** START OF Supplied data **
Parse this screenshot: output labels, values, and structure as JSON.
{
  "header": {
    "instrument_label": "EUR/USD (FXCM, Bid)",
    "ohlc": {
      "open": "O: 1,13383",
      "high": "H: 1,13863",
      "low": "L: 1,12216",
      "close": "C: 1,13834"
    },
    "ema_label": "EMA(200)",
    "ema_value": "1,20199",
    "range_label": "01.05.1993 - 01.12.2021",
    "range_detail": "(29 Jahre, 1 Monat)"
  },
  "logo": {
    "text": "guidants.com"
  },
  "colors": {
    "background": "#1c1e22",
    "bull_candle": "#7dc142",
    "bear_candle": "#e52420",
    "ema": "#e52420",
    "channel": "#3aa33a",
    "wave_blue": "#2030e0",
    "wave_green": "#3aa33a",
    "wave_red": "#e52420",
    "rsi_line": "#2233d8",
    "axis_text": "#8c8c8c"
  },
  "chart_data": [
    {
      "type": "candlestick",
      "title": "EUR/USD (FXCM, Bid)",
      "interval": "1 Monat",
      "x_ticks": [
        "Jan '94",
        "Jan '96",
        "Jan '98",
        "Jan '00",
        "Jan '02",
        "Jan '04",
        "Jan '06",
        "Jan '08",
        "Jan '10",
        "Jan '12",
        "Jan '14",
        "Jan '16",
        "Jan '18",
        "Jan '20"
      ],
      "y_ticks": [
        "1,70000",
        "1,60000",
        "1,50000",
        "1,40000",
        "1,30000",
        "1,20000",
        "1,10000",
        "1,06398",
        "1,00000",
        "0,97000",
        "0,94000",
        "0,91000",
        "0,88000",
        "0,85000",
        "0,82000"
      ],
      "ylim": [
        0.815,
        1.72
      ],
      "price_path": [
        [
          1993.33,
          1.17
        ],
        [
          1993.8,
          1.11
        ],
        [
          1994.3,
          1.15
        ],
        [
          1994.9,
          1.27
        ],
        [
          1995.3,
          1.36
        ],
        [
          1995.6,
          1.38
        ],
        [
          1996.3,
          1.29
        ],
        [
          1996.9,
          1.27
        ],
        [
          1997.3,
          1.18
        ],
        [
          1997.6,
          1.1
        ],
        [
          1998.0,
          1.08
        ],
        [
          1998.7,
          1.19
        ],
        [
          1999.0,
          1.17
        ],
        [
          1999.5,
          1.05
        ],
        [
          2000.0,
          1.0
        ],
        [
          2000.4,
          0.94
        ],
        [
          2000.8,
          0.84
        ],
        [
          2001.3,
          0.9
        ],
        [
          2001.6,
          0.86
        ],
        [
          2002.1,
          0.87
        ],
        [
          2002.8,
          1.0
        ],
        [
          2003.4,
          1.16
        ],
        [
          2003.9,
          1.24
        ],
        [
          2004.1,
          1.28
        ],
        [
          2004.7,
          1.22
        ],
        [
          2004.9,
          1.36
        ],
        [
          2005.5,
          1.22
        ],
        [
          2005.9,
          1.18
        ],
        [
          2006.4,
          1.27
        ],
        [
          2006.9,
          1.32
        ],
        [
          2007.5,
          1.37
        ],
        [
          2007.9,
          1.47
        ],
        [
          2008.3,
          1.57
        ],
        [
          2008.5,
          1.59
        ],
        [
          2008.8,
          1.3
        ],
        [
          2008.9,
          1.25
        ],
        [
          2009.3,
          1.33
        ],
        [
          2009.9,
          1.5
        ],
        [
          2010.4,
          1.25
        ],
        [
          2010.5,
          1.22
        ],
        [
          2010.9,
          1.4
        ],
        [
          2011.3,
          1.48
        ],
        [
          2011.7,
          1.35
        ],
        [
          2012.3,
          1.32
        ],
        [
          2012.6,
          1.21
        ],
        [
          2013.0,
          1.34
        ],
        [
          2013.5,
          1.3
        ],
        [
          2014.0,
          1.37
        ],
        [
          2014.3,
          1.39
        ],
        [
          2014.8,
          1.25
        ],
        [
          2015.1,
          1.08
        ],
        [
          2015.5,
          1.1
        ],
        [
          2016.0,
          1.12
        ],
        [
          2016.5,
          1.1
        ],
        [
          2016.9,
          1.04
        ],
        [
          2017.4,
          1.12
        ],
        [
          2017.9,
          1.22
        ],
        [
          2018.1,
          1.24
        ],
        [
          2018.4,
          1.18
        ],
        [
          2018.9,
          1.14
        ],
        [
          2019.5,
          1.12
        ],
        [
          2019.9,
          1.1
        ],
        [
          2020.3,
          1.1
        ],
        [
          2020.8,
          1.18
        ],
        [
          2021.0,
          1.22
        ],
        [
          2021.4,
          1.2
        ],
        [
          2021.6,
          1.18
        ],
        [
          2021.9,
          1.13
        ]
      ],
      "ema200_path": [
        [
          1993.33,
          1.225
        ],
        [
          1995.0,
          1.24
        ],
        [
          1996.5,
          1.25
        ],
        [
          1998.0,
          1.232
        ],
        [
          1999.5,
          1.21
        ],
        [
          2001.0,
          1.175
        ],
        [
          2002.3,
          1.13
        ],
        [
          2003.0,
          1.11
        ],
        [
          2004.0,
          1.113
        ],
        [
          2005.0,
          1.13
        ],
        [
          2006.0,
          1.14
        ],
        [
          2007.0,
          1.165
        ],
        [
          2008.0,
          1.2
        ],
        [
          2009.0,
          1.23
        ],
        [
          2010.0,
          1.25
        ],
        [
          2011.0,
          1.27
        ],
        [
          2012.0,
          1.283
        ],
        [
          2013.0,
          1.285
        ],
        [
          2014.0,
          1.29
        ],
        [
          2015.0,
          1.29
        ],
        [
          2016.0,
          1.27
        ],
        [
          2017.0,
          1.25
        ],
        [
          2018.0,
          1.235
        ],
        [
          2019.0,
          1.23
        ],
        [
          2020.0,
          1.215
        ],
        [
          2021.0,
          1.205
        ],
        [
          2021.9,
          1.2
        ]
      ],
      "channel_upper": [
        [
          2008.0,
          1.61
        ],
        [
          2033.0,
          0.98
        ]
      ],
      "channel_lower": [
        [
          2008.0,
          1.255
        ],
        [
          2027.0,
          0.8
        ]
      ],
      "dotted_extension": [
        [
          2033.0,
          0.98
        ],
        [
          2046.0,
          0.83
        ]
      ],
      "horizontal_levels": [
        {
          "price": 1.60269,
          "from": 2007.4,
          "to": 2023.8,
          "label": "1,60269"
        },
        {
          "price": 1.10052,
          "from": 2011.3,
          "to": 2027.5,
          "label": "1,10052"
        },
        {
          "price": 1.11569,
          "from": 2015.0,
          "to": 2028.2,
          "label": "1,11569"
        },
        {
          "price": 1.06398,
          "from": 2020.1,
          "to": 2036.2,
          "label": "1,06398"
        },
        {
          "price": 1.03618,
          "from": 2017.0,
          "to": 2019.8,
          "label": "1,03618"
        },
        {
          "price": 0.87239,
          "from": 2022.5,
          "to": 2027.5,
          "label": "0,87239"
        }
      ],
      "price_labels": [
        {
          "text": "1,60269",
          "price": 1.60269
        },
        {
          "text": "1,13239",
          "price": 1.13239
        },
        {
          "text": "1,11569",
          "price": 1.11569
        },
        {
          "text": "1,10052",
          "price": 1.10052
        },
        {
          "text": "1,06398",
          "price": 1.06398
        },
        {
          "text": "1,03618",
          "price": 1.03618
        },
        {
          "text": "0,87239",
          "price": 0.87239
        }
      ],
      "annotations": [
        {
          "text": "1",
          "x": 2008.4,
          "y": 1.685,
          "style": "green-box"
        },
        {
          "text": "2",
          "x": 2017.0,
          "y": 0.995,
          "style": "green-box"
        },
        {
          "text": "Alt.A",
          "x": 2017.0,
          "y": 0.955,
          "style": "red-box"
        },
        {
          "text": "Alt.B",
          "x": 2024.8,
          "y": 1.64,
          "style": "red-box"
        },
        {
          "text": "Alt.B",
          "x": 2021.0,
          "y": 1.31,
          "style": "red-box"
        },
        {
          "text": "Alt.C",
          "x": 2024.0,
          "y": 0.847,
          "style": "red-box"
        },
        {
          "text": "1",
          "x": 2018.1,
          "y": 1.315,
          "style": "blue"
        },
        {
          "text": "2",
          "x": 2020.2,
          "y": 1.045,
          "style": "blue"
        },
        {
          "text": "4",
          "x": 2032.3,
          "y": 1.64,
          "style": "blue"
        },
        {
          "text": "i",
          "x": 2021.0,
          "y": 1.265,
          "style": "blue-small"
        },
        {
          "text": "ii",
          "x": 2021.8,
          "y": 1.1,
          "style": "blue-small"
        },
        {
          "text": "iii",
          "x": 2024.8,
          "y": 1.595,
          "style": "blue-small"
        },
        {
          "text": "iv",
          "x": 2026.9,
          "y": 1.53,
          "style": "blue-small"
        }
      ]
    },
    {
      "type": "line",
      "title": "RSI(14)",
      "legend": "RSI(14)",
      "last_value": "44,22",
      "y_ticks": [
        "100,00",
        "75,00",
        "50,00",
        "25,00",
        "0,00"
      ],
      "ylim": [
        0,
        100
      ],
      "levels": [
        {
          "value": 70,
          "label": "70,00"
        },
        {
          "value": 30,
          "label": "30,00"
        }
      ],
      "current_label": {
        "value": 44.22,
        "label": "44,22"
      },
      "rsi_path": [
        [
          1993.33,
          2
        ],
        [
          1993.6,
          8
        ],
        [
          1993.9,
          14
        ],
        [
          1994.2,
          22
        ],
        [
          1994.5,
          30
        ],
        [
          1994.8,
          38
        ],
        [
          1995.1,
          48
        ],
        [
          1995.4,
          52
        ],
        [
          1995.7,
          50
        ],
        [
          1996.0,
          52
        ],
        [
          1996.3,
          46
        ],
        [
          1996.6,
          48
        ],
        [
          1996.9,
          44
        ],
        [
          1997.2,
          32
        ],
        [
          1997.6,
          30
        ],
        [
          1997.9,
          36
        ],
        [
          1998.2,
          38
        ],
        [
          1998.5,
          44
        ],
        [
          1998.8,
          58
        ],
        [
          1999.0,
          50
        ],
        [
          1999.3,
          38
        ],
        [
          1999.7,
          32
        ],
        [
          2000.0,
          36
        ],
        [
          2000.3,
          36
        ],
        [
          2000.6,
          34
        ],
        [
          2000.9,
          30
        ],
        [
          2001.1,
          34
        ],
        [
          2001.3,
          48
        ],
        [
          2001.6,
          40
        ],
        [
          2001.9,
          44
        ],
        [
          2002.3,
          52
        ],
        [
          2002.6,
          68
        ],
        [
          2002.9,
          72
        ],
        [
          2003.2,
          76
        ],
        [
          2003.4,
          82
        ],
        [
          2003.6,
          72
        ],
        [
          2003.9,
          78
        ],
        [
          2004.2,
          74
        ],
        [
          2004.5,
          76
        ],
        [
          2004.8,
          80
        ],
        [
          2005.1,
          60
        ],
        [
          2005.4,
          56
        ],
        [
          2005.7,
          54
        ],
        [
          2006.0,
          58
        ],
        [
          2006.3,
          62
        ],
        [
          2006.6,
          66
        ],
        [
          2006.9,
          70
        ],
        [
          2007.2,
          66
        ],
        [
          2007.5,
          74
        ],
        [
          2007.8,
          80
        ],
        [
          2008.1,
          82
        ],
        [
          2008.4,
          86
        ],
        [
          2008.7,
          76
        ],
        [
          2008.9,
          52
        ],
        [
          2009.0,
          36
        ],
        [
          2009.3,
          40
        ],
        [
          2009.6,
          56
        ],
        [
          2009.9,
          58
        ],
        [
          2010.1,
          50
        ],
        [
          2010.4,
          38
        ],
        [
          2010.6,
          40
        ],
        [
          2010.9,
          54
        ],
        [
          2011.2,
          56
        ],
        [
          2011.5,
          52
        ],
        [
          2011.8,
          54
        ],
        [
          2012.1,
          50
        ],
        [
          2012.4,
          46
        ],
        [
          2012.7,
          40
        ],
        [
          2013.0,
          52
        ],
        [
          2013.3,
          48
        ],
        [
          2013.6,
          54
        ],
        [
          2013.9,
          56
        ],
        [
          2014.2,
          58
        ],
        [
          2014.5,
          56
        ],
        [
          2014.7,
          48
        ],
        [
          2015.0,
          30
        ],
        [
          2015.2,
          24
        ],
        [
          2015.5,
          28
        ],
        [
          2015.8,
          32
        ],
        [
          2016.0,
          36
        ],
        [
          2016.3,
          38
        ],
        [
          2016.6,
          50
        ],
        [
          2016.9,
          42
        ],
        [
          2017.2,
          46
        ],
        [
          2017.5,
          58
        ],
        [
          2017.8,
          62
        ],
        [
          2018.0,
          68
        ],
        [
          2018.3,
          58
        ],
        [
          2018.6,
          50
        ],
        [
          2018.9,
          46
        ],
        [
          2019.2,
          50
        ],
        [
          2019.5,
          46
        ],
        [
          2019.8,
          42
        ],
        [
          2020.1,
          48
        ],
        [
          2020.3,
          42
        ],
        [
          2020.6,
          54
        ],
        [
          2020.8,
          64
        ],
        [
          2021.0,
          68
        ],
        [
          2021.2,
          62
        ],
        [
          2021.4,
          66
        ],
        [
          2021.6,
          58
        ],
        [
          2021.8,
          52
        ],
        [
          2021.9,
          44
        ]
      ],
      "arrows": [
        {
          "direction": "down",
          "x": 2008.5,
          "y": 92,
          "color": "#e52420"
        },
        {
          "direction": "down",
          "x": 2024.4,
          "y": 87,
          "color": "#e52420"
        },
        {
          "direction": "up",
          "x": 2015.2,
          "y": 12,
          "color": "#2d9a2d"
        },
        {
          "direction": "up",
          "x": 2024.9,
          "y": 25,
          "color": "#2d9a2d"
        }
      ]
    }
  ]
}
** END OF Supplied data **
→ Problem statement:
Count how many lines in the data above hold the string "FXCM", and give the number with no other words.

→ Output:
2